What is asked
Please determine how many lines of the material include the word "территории", and respond with nothing but that number.

Collected data
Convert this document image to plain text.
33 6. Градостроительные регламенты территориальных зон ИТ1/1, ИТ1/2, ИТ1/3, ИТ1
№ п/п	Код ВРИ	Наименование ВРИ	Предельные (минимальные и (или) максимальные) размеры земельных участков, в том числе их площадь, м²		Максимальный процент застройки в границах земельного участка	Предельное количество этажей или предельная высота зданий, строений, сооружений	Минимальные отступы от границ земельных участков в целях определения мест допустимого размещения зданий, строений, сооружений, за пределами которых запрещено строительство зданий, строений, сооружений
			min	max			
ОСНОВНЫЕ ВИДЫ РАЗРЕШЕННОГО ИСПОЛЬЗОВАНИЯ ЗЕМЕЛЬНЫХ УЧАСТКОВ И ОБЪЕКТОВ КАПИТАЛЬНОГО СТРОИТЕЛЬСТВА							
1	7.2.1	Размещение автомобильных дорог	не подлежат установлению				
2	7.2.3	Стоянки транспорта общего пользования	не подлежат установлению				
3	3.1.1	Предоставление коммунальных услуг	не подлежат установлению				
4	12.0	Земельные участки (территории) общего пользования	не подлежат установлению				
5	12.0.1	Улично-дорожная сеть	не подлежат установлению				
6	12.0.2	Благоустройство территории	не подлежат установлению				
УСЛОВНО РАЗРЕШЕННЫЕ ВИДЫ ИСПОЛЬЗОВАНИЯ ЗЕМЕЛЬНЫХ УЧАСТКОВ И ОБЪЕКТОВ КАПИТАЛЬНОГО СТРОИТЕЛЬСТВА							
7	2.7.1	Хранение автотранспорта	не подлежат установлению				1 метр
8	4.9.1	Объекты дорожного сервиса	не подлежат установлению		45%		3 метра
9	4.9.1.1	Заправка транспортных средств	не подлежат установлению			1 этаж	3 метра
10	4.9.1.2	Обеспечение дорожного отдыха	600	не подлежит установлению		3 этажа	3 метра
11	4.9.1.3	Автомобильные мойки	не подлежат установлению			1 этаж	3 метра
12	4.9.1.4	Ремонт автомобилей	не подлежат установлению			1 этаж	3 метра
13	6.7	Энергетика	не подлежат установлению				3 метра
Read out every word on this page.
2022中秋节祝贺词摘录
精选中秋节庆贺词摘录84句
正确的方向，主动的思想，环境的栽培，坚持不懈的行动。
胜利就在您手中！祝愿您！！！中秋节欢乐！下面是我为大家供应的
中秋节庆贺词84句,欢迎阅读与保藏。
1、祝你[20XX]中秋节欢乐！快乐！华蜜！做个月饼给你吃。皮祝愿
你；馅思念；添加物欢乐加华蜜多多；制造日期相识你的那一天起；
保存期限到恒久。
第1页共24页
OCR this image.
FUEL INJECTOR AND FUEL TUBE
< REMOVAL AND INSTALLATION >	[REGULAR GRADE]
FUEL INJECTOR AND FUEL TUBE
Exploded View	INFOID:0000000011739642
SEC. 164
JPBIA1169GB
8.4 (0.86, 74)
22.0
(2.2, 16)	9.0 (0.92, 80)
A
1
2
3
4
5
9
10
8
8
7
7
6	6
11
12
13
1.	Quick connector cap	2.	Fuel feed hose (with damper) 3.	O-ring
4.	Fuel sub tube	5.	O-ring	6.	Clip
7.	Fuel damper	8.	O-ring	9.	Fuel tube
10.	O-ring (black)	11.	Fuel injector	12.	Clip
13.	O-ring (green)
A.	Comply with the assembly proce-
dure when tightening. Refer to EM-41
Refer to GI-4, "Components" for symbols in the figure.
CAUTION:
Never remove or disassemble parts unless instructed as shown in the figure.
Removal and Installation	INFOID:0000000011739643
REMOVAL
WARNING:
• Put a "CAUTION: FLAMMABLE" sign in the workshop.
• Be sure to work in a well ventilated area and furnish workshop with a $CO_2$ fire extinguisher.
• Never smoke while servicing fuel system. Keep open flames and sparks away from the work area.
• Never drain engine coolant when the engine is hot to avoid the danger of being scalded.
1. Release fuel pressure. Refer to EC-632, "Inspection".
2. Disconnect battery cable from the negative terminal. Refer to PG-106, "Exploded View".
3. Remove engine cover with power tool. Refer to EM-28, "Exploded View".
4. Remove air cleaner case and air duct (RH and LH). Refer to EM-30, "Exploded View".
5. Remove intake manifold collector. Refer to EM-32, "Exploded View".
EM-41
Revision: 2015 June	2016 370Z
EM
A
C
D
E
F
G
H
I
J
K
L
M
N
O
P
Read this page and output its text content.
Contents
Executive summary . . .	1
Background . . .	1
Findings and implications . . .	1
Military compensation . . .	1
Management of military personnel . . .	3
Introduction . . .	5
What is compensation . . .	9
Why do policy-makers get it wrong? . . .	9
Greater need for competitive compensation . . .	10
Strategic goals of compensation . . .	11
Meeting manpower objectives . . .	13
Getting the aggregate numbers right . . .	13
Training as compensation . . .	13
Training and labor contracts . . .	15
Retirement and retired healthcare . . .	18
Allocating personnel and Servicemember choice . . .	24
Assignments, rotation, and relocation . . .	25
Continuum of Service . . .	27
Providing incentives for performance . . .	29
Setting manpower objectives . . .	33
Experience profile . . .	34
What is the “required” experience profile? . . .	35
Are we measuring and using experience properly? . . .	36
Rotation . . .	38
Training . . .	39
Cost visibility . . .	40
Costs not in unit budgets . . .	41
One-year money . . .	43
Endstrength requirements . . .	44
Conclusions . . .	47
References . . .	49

Final answer
2